Only a number is wanted: how many lines in the records below contain "utrzymać"?

Recorded data:
==================================================

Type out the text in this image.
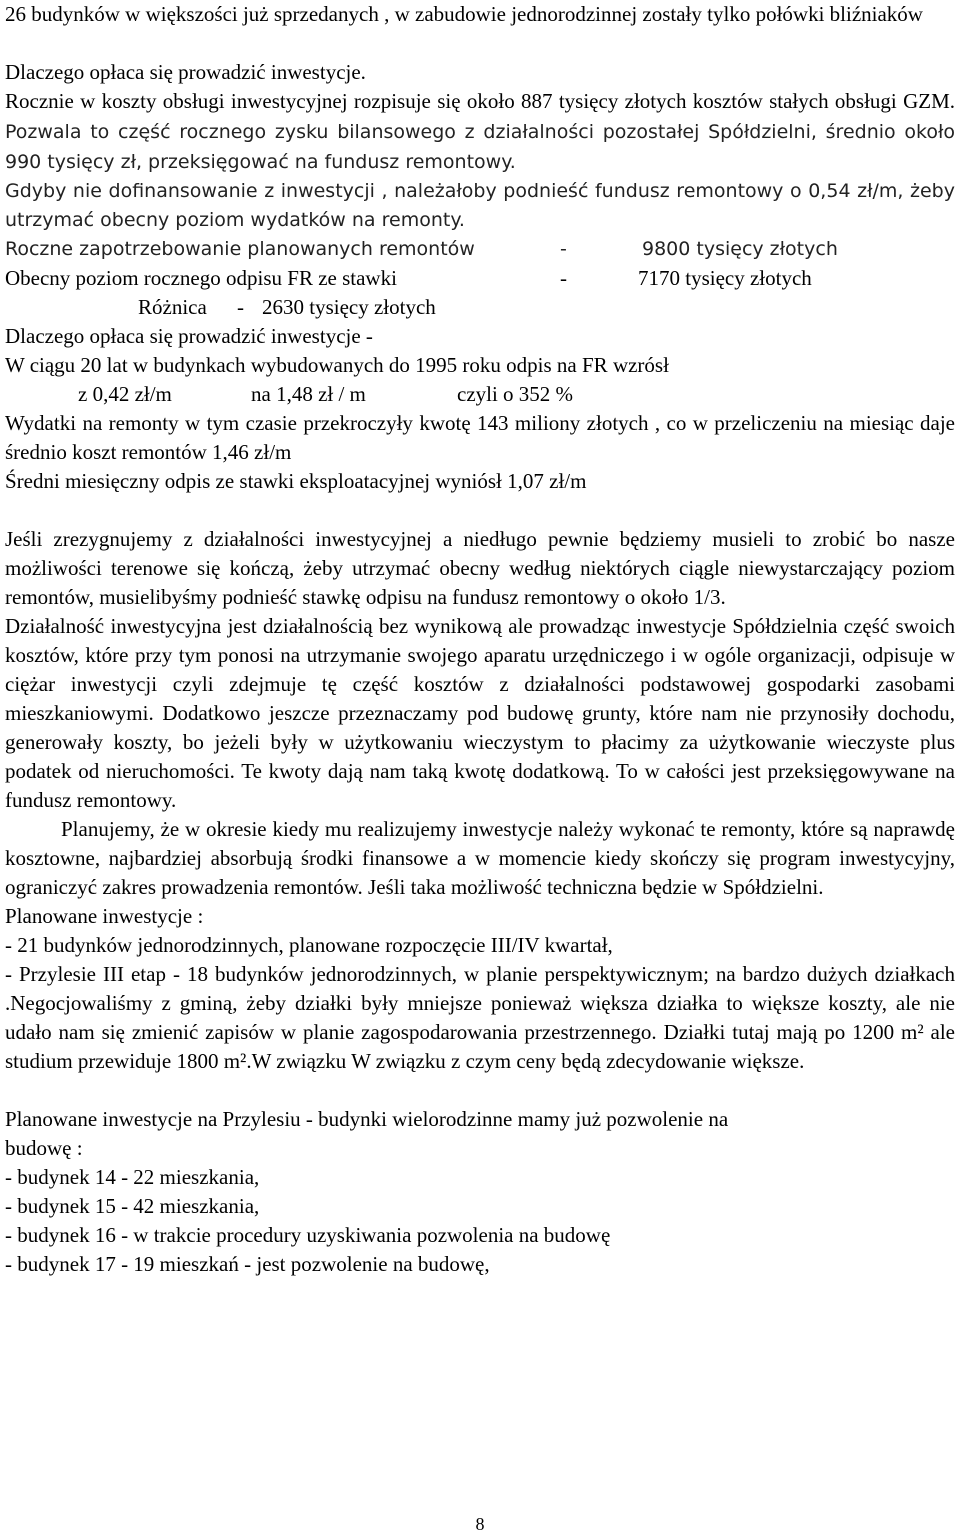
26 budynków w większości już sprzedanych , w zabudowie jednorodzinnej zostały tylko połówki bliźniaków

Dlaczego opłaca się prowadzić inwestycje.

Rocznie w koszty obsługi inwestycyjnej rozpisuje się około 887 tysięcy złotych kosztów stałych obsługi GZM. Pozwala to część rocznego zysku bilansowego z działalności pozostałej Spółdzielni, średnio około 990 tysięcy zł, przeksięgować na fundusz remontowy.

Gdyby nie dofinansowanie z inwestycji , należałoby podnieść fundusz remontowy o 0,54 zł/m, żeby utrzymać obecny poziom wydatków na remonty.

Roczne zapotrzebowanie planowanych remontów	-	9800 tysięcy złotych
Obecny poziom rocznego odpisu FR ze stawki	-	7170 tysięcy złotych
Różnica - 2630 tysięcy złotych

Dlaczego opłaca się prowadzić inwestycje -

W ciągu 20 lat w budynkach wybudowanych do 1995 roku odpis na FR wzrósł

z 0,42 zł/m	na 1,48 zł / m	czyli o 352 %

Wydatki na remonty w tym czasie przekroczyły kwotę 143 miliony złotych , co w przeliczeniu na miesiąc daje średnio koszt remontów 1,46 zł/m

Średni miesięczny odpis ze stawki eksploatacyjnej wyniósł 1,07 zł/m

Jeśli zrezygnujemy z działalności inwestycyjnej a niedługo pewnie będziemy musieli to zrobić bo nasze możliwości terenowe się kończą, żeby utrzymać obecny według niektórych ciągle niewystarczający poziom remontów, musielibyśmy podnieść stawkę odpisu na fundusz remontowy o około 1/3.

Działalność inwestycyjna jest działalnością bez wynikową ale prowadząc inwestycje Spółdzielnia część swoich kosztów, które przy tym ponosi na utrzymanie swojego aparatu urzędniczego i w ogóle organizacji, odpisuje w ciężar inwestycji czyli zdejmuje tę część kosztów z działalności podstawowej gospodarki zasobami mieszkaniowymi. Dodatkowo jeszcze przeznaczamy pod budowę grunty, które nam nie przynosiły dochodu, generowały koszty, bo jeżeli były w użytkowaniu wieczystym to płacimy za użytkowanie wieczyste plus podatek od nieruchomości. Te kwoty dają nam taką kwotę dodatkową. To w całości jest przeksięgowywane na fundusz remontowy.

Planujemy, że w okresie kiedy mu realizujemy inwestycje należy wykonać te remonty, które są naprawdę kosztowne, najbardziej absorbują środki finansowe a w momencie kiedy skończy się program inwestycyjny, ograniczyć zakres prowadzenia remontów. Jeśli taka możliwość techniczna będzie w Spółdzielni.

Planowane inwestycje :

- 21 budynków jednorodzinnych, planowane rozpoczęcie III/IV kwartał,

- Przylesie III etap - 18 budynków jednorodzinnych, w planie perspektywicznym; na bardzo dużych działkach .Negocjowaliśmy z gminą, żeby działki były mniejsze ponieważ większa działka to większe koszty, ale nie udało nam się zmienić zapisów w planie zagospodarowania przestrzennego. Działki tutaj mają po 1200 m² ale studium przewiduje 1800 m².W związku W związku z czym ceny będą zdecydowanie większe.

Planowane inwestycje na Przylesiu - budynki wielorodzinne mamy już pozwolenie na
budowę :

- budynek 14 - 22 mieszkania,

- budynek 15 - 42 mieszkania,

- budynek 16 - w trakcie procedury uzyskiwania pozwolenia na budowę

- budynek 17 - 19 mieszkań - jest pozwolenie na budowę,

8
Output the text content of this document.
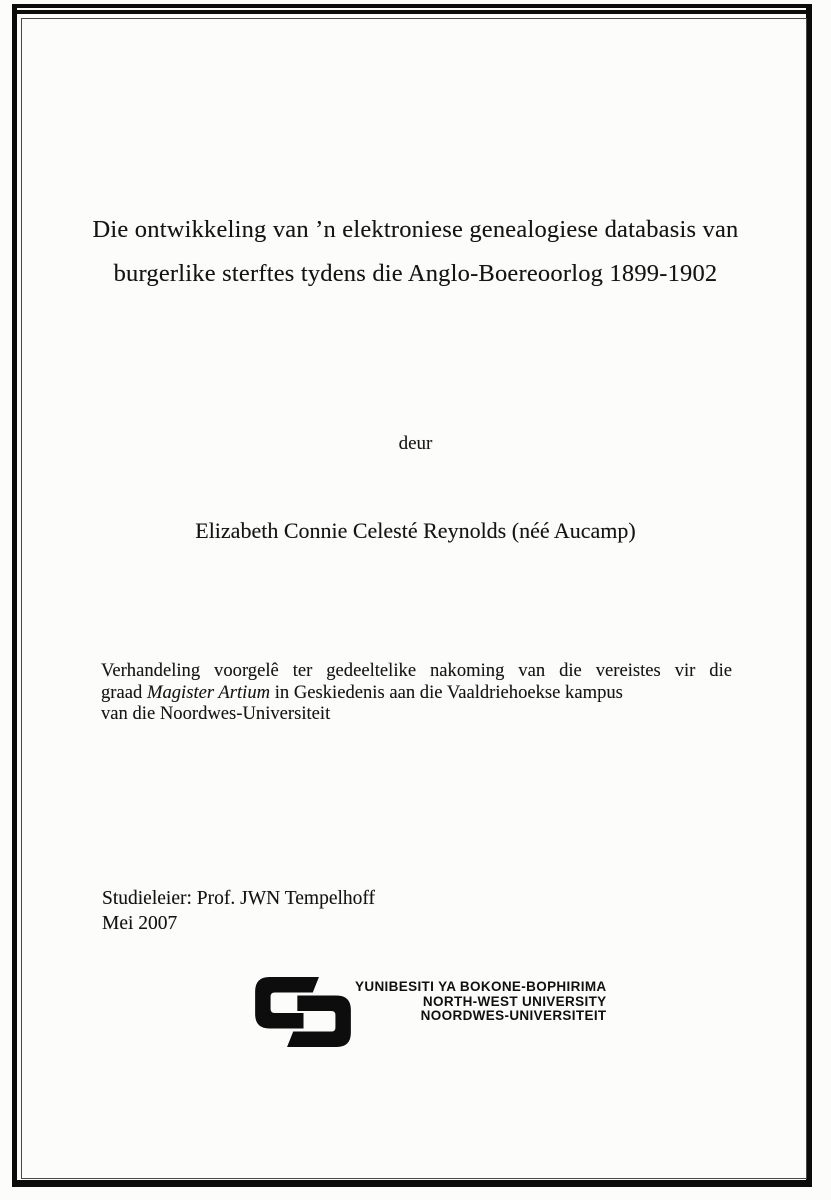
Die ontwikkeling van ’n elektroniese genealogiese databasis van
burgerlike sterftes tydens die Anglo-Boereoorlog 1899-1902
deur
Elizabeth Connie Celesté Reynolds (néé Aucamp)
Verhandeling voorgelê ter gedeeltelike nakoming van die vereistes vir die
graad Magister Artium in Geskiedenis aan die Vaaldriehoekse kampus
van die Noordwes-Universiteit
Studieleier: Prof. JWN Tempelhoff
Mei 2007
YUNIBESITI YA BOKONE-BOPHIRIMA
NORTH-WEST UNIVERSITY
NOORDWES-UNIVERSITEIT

==================================================

■ Result of this exercise
2